[DIRECTION]
Each entry must be given again exactly; images do not belong in the copy.

[TASK INPUT]
:::::

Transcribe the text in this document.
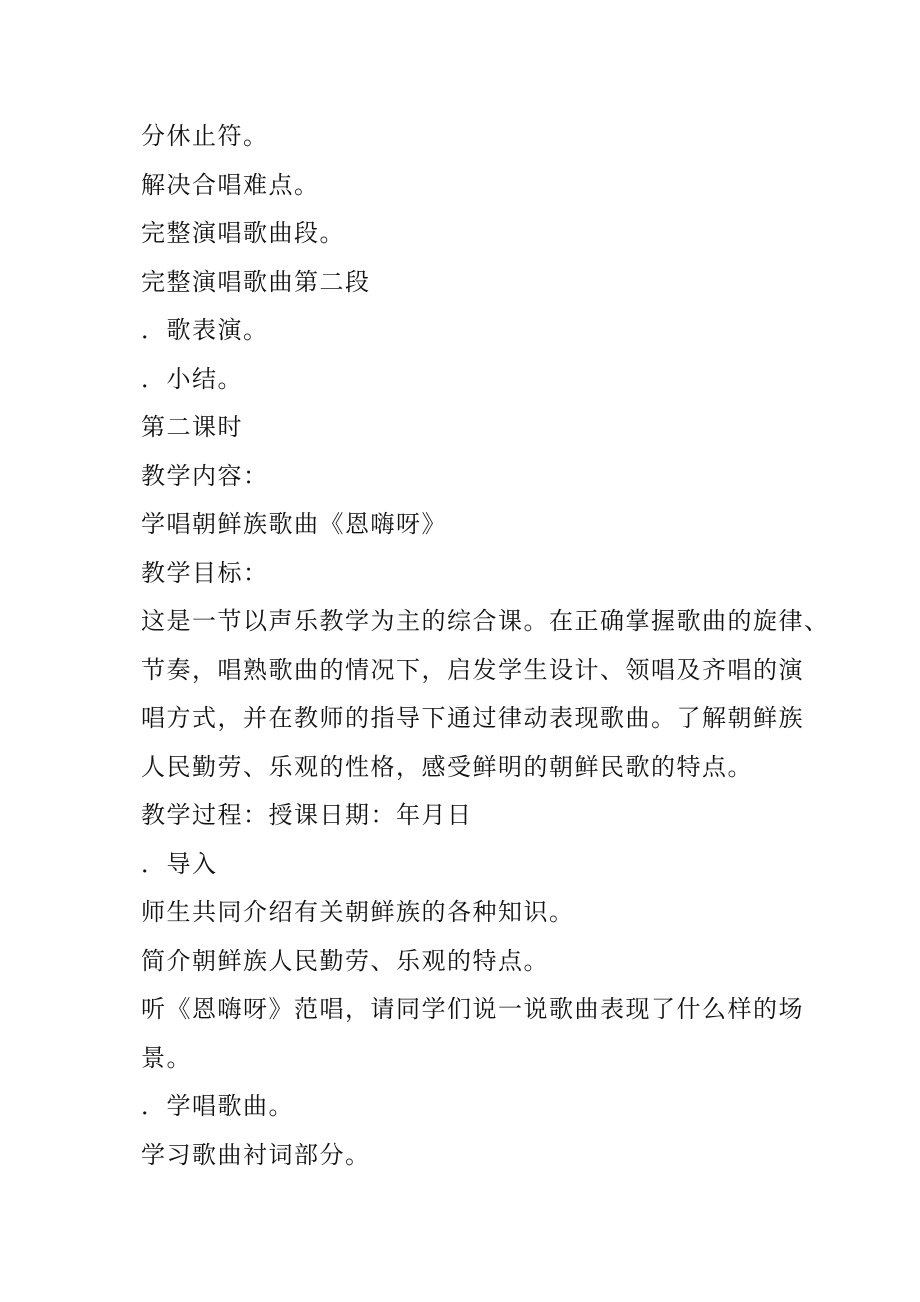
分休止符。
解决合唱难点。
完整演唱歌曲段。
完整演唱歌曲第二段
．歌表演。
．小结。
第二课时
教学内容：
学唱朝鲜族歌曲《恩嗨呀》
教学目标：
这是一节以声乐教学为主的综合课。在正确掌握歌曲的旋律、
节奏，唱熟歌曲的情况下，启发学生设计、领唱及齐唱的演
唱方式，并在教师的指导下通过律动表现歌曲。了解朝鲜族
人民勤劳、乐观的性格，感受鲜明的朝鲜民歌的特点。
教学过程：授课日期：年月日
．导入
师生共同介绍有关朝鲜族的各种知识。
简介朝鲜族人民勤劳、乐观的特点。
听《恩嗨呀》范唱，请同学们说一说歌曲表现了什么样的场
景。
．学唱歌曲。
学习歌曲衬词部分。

:::::

[RIGHT ANSWER]
Transcribe the text in this document.
分休止符。
解决合唱难点。
完整演唱歌曲段。
完整演唱歌曲第二段
．歌表演。
．小结。
第二课时
教学内容：
学唱朝鲜族歌曲《恩嗨呀》
教学目标：
这是一节以声乐教学为主的综合课。在正确掌握歌曲的旋律、
节奏，唱熟歌曲的情况下，启发学生设计、领唱及齐唱的演
唱方式，并在教师的指导下通过律动表现歌曲。了解朝鲜族
人民勤劳、乐观的性格，感受鲜明的朝鲜民歌的特点。
教学过程：授课日期：年月日
．导入
师生共同介绍有关朝鲜族的各种知识。
简介朝鲜族人民勤劳、乐观的特点。
听《恩嗨呀》范唱，请同学们说一说歌曲表现了什么样的场
景。
．学唱歌曲。
学习歌曲衬词部分。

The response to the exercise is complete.